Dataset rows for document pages
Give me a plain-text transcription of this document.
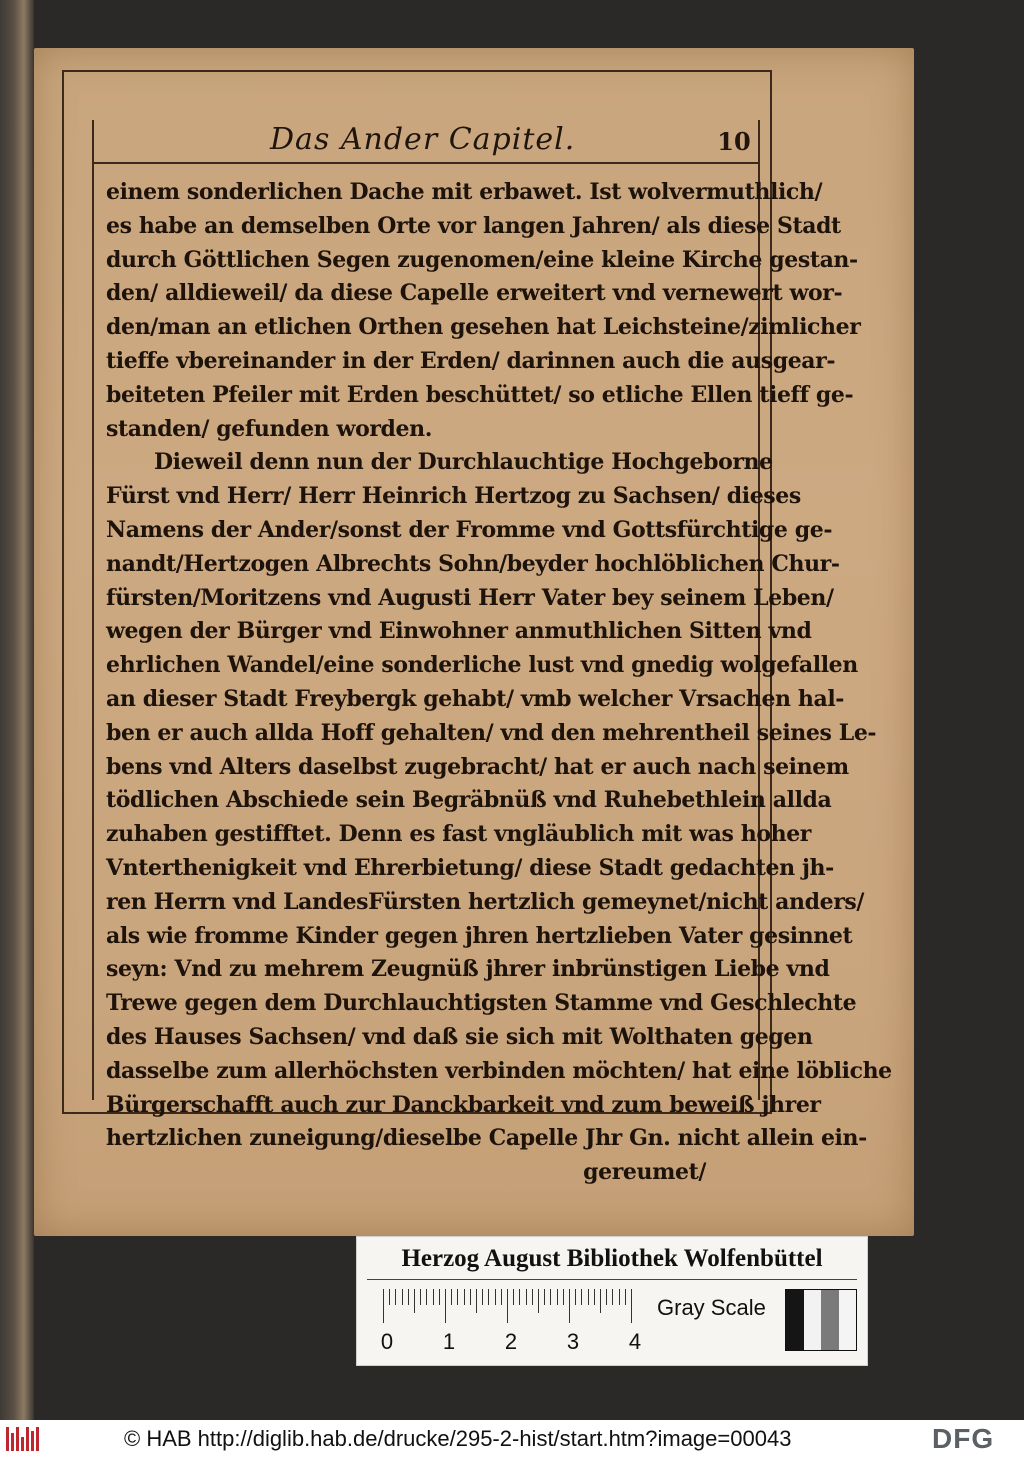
Das Ander Capitel.	10
einem sonderlichen Dache mit erbawet. Ist wolvermuthlich/
es habe an demselben Orte vor langen Jahren/ als diese Stadt
durch Göttlichen Segen zugenomen/eine kleine Kirche gestan-
den/ alldieweil/ da diese Capelle erweitert vnd vernewert wor-
den/man an etlichen Orthen gesehen hat Leichsteine/zimlicher
tieffe vbereinander in der Erden/ darinnen auch die ausgear-
beiteten Pfeiler mit Erden beschüttet/ so etliche Ellen tieff ge-
standen/ gefunden worden.
Dieweil denn nun der Durchlauchtige Hochgeborne
Fürst vnd Herr/ Herr Heinrich Hertzog zu Sachsen/ dieses
Namens der Ander/sonst der Fromme vnd Gottsfürchtige ge-
nandt/Hertzogen Albrechts Sohn/beyder hochlöblichen Chur-
fürsten/Moritzens vnd Augusti Herr Vater bey seinem Leben/
wegen der Bürger vnd Einwohner anmuthlichen Sitten vnd
ehrlichen Wandel/eine sonderliche lust vnd gnedig wolgefallen
an dieser Stadt Freybergk gehabt/ vmb welcher Vrsachen hal-
ben er auch allda Hoff gehalten/ vnd den mehrentheil seines Le-
bens vnd Alters daselbst zugebracht/ hat er auch nach seinem
tödlichen Abschiede sein Begräbnüß vnd Ruhebethlein allda
zuhaben gestifftet. Denn es fast vngläublich mit was hoher
Vnterthenigkeit vnd Ehrerbietung/ diese Stadt gedachten jh-
ren Herrn vnd LandesFürsten hertzlich gemeynet/nicht anders/
als wie fromme Kinder gegen jhren hertzlieben Vater gesinnet
seyn: Vnd zu mehrem Zeugnüß jhrer inbrünstigen Liebe vnd
Trewe gegen dem Durchlauchtigsten Stamme vnd Geschlechte
des Hauses Sachsen/ vnd daß sie sich mit Wolthaten gegen
dasselbe zum allerhöchsten verbinden möchten/ hat eine löbliche
Bürgerschafft auch zur Danckbarkeit vnd zum beweiß jhrer
hertzlichen zuneigung/dieselbe Capelle Jhr Gn. nicht allein ein-
gereumet/
Herzog August Bibliothek Wolfenbüttel
0 1 2 3 4
Gray Scale
© HAB http://diglib.hab.de/drucke/295-2-hist/start.htm?image=00043	DFG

*Your objective:*
With "nicht" as the search string, filter the records and return each line that has it.

*Reply:*
ren Herrn vnd LandesFürsten hertzlich gemeynet/nicht anders/
hertzlichen zuneigung/dieselbe Capelle Jhr Gn. nicht allein ein-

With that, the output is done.